--- start of STORED DATA ---

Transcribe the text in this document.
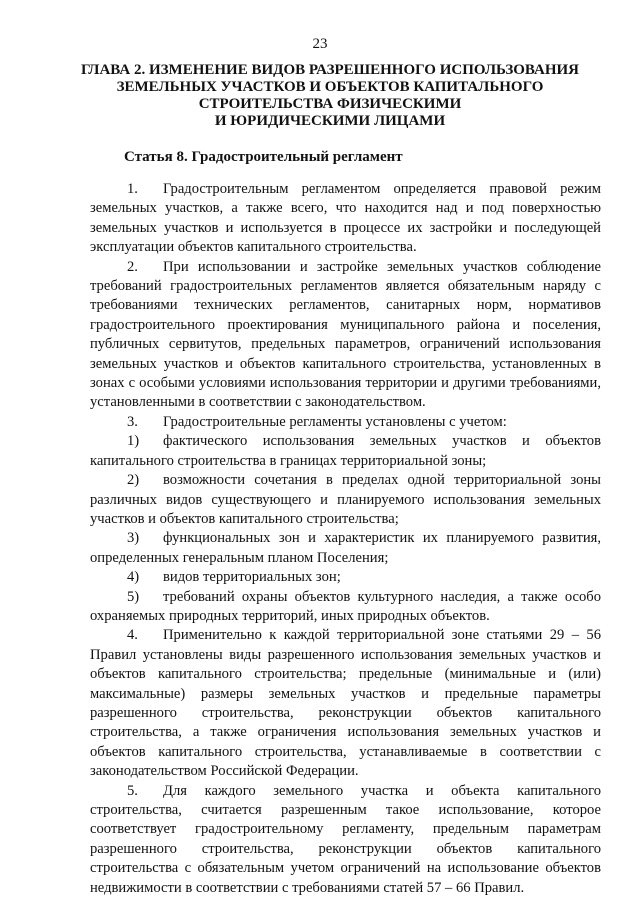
23
ГЛАВА 2. ИЗМЕНЕНИЕ ВИДОВ РАЗРЕШЕННОГО ИСПОЛЬЗОВАНИЯ
ЗЕМЕЛЬНЫХ УЧАСТКОВ И ОБЪЕКТОВ КАПИТАЛЬНОГО
СТРОИТЕЛЬСТВА ФИЗИЧЕСКИМИ
И ЮРИДИЧЕСКИМИ ЛИЦАМИ
Статья 8. Градостроительный регламент

1. Градостроительным регламентом определяется правовой режим земельных участков, а также всего, что находится над и под поверхностью земельных участков и используется в процессе их застройки и последующей эксплуатации объектов капитального строительства.

2. При использовании и застройке земельных участков соблюдение требований градостроительных регламентов является обязательным наряду с требованиями технических регламентов, санитарных норм, нормативов градостроительного проектирования муниципального района и поселения, публичных сервитутов, предельных параметров, ограничений использования земельных участков и объектов капитального строительства, установленных в зонах с особыми условиями использования территории и другими требованиями, установленными в соответствии с законодательством.

3. Градостроительные регламенты установлены с учетом:

1) фактического использования земельных участков и объектов капитального строительства в границах территориальной зоны;

2) возможности сочетания в пределах одной территориальной зоны различных видов существующего и планируемого использования земельных участков и объектов капитального строительства;

3) функциональных зон и характеристик их планируемого развития, определенных генеральным планом Поселения;

4) видов территориальных зон;

5) требований охраны объектов культурного наследия, а также особо охраняемых природных территорий, иных природных объектов.

4. Применительно к каждой территориальной зоне статьями 29 – 56 Правил установлены виды разрешенного использования земельных участков и объектов капитального строительства; предельные (минимальные и (или) максимальные) размеры земельных участков и предельные параметры разрешенного строительства, реконструкции объектов капитального строительства, а также ограничения использования земельных участков и объектов капитального строительства, устанавливаемые в соответствии с законодательством Российской Федерации.

5. Для каждого земельного участка и объекта капитального строительства, считается разрешенным такое использование, которое соответствует градостроительному регламенту, предельным параметрам разрешенного строительства, реконструкции объектов капитального строительства с обязательным учетом ограничений на использование объектов недвижимости в соответствии с требованиями статей 57 – 66 Правил.
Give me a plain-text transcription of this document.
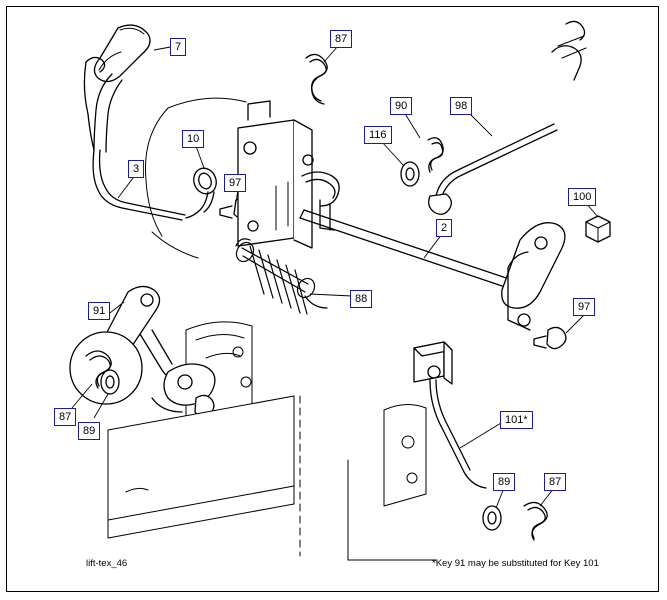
7
87
90	98
10	116
3
97
100
2
97
88
91
87
89
101*
89	87
lift-tex_46	*Key 91 may be substituted for Key 101
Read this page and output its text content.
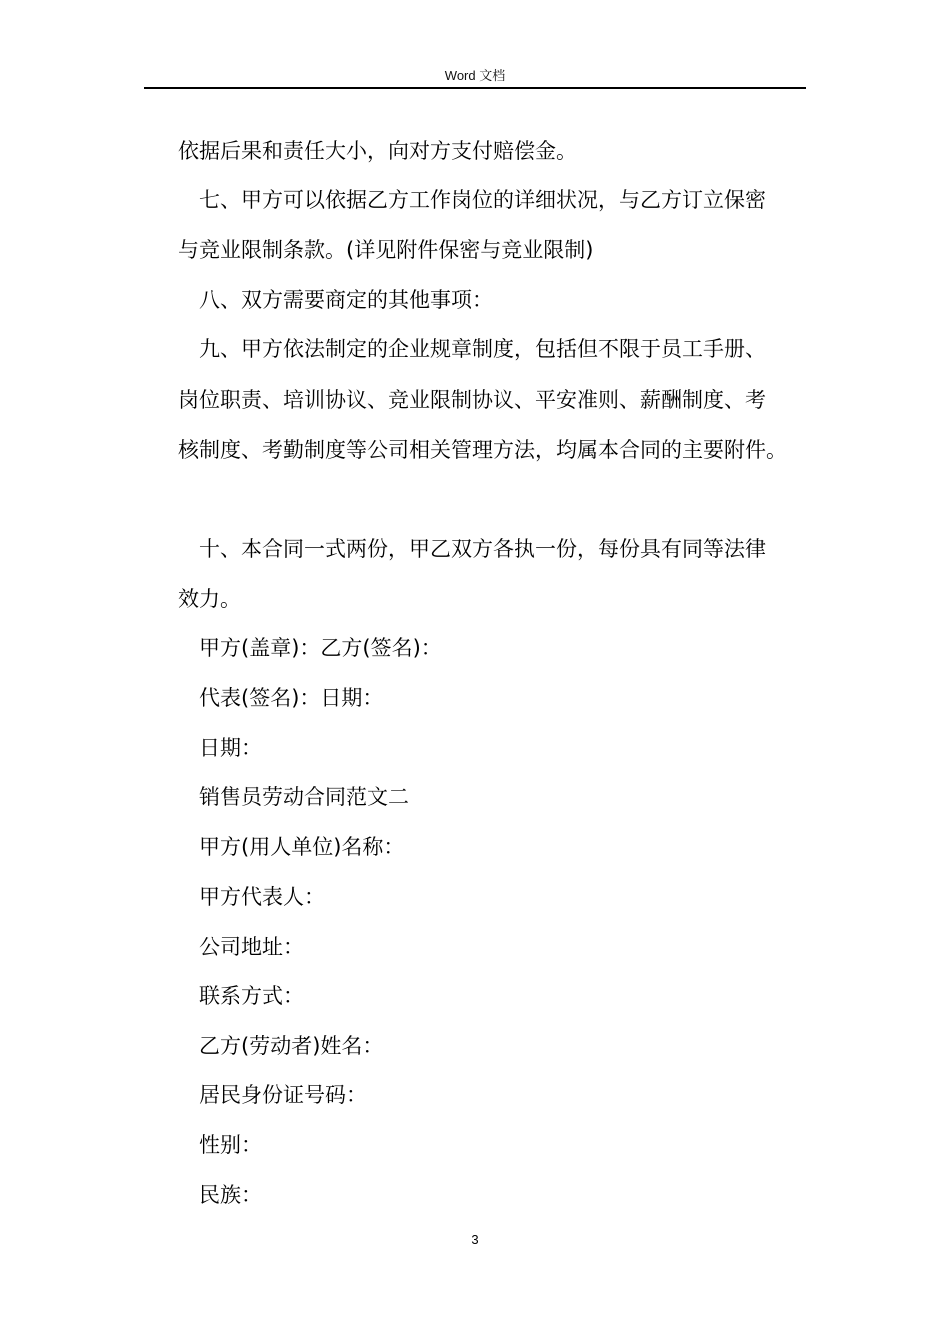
Word 文档
依据后果和责任大小，向对方支付赔偿金。
七、甲方可以依据乙方工作岗位的详细状况，与乙方订立保密
与竞业限制条款。(详见附件保密与竞业限制)
八、双方需要商定的其他事项：
九、甲方依法制定的企业规章制度，包括但不限于员工手册、
岗位职责、培训协议、竞业限制协议、平安准则、薪酬制度、考
核制度、考勤制度等公司相关管理方法，均属本合同的主要附件。
十、本合同一式两份，甲乙双方各执一份，每份具有同等法律
效力。
甲方(盖章)：乙方(签名)：
代表(签名)：日期：
日期：
销售员劳动合同范文二
甲方(用人单位)名称：
甲方代表人：
公司地址：
联系方式：
乙方(劳动者)姓名：
居民身份证号码：
性别：
民族：
3
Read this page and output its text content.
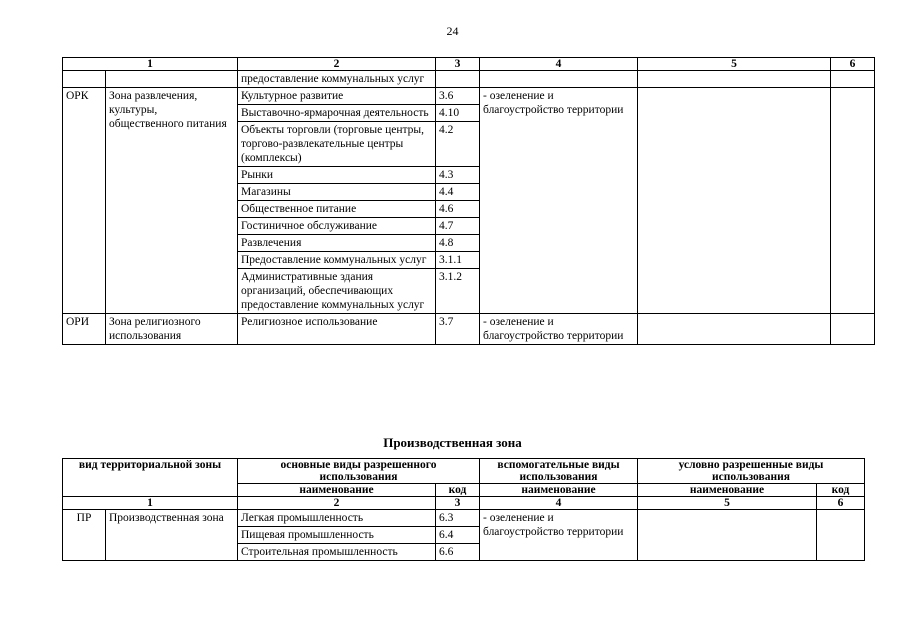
24
1		2	3	4	5	6
		предоставление коммунальных услуг				
ОРК	Зона развлечения, культуры, общественного питания	Культурное развитие	3.6	- озеленение и благоустройство территории		
		Выставочно-ярмарочная деятельность	4.10			
		Объекты торговли (торговые центры, торгово-развлекательные центры (комплексы)	4.2			
		Рынки	4.3			
		Магазины	4.4			
		Общественное питание	4.6			
		Гостиничное обслуживание	4.7			
		Развлечения	4.8			
		Предоставление коммунальных услуг	3.1.1			
		Административные здания организаций, обеспечивающих предоставление коммунальных услуг	3.1.2			
ОРИ	Зона религиозного использования	Религиозное использование	3.7	- озеленение и благоустройство территории		
Производственная зона
вид территориальной зоны		основные виды разрешенного использования		вспомогательные виды использования	условно разрешенные виды использования	
		наименование	код	наименование	наименование	код
1		2	3	4	5	6
ПР	Производственная зона	Легкая промышленность	6.3	- озеленение и благоустройство территории		
		Пищевая промышленность	6.4			
		Строительная промышленность	6.6			
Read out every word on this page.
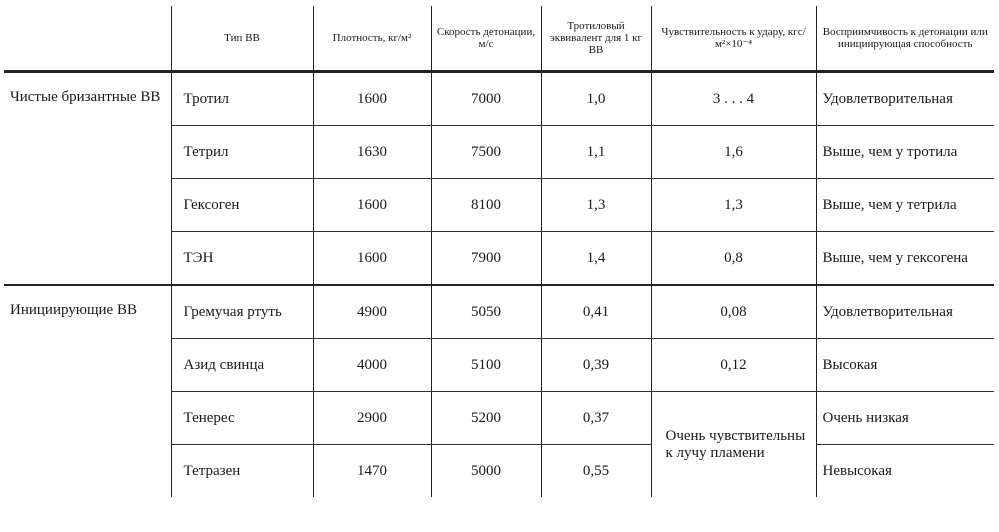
	Тип ВВ	Плотность, кг/м²	Скорость детонации, м/с	Тротиловый эквивалент для 1 кг ВВ	Чувствительность к удару, кгс/м²×10⁻⁴	Восприимчивость к детонации или инициирующая способность
Чистые бризантные ВВ	Тротил	1600	7000	1,0	3 . . . 4	Удовлетворительная
	Тетрил	1630	7500	1,1	1,6	Выше, чем у тротила
	Гексоген	1600	8100	1,3	1,3	Выше, чем у тетрила
	ТЭН	1600	7900	1,4	0,8	Выше, чем у гексогена
Инициирующие ВВ	Гремучая ртуть	4900	5050	0,41	0,08	Удовлетворительная
	Азид свинца	4000	5100	0,39	0,12	Высокая
	Тенерес	2900	5200	0,37	Очень чувствительны к лучу пламени	Очень низкая
	Тетразен	1470	5000	0,55		Невысокая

--- end of STORED DATA ---

## STATED GOAL
Look for the word "планируемого" and return every line where it occurs.

## RESPONSE TO THIS EXERCISE
2) возможности сочетания в пределах одной территориальной зоны различных видов существующего и планируемого использования земельных участков и объектов капитального строительства;
3) функциональных зон и характеристик их планируемого развития, определенных генеральным планом Поселения;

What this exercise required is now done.